**Article:**
** START **
Our proposed cyber-innovated global partnerships consist of an integrated cyberinfrastructure (CI) and an inclusive global team of scientists and data contributors. With four core functions, the CI supports FAIR access to in situ forest inventory data, advanced analysis tools and research codes, as well as a secure team collaboration platform. The team collaborations produce end-products (e.g., research papers, open-source data products, information co-production, and team growth), which will feed back to increase the amount of research projects and resource to ensure healthy and sustainable ecosystem-wide growth. (Figure 1):
[Data Ingestion] The stringent and complex multi-tier and multi-source data-sharing policies in forest sciences pose an obstacle to collaborative forest research. The CI incorporates multiple data-sharing policies – pre-defined by data contributors of local raw datasets – in a dynamic system so that these policies are enforced throughout the data lifecycle. The CI first collects local raw forest inventory data from around the world, and converts them into standard global datasets after error-checking and harmonization. According to the data-sharing policies pre-defined by data contributors, the CI distributes these global datasets to a number of ongoing research projects in the system. This data ingestion service enables data contributors to register and contribute data resources in the proposed CI, with a customizable data processing tool designed for both streaming and batch data ingestion.
[Data Discovery and Publication] The data discovery service and associated web user interface enable data users in the CI to discover processed datasets that have been generated from the contributed datasets. Depending on the inferred privacy level of a particular processed dataset, users will either be able to visualize point-level, heat-map, and contour views on a map (for open datasets), or only basic metadata such as the data coverage and number of datasets used in generation (for restricted datasets). Research products and datasets that are generated by users from their analysis of these processed datasets can be made public with an associated DOI using the existing data publication process.
[Project Management] Projects in the proposed CI are the key research collaboration and access control mechanism. Users can gain access to the processed datasets by proposing a research project and requesting access to the necessary datasets. Users can create new projects either via the web user interface, or when selecting a processed dataset to use in a new project. When a processed dataset is requested, an approval request to all the requisite contributors is triggered based on dataset’s metadata. Contributors can review a project’s description before granting approval and will also be automatically added as collaborators on the project, following their approval. Once approval has been obtained from all the relevant contributors, a processed dataset will be added to the project storage.
** END **
**Work required:**
Please summarize the forest data cyberinfrastructure text above in two sentences.

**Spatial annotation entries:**
** START **
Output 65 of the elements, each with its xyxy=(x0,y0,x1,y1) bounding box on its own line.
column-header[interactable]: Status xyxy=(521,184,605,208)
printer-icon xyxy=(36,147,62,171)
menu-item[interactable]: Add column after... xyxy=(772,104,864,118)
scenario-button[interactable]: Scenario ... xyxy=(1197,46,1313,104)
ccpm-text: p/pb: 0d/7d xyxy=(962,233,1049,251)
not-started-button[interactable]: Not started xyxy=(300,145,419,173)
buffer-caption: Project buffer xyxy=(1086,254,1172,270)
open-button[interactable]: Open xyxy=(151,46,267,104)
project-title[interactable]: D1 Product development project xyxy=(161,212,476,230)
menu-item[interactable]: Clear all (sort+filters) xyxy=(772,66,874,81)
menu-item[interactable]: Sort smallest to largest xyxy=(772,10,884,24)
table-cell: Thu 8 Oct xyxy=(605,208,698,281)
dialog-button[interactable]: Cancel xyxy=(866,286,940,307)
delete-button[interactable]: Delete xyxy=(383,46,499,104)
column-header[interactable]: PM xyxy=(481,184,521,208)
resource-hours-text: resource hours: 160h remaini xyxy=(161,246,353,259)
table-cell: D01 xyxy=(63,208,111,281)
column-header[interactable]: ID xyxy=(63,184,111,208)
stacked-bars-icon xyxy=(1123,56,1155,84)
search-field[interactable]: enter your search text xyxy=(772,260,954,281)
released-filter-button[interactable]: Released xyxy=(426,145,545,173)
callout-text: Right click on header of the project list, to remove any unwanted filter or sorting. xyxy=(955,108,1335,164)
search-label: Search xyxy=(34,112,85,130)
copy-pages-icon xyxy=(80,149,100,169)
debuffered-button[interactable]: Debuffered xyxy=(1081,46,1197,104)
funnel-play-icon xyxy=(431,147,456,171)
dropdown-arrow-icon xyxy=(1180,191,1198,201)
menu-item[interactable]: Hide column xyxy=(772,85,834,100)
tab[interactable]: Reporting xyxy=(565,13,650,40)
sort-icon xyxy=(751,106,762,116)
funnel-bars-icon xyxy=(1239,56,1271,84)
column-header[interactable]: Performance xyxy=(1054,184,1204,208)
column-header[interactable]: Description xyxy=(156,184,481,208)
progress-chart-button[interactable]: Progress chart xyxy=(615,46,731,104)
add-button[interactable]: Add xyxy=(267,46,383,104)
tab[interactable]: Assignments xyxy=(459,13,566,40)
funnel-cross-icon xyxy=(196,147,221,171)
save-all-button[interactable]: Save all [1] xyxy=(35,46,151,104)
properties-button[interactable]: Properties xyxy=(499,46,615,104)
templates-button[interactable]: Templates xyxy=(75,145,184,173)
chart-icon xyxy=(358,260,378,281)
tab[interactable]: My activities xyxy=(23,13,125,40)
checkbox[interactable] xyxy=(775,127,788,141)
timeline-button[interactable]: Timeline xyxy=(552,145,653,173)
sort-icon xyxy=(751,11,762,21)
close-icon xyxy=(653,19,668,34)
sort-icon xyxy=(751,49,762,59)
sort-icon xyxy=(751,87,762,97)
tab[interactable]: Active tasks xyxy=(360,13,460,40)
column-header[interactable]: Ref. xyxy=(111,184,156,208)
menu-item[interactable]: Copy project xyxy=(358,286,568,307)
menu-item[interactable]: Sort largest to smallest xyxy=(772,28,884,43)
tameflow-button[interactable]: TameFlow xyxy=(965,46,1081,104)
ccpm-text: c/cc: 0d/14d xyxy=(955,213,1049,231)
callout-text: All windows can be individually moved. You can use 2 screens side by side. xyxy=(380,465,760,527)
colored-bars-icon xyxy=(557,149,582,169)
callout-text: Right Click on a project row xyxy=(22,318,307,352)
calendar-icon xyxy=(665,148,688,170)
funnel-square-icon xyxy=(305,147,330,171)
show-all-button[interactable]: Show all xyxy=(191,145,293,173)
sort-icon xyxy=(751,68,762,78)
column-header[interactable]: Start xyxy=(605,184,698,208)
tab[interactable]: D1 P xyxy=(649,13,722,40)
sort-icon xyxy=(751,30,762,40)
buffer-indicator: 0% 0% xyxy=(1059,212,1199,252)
** END **
**Solution to this task:**
The proposed partnerships pair an integrated cyberinfrastructure with a global team of scientists and data contributors, giving FAIR access to forest inventory data, analysis tools and a secure collaboration platform. The cyberinfrastructure harmonizes contributed data into global datasets governed by contributors' sharing policies, lets users discover processed datasets at a level of detail set by their privacy level, and grants access through research projects that every relevant contributor must approve.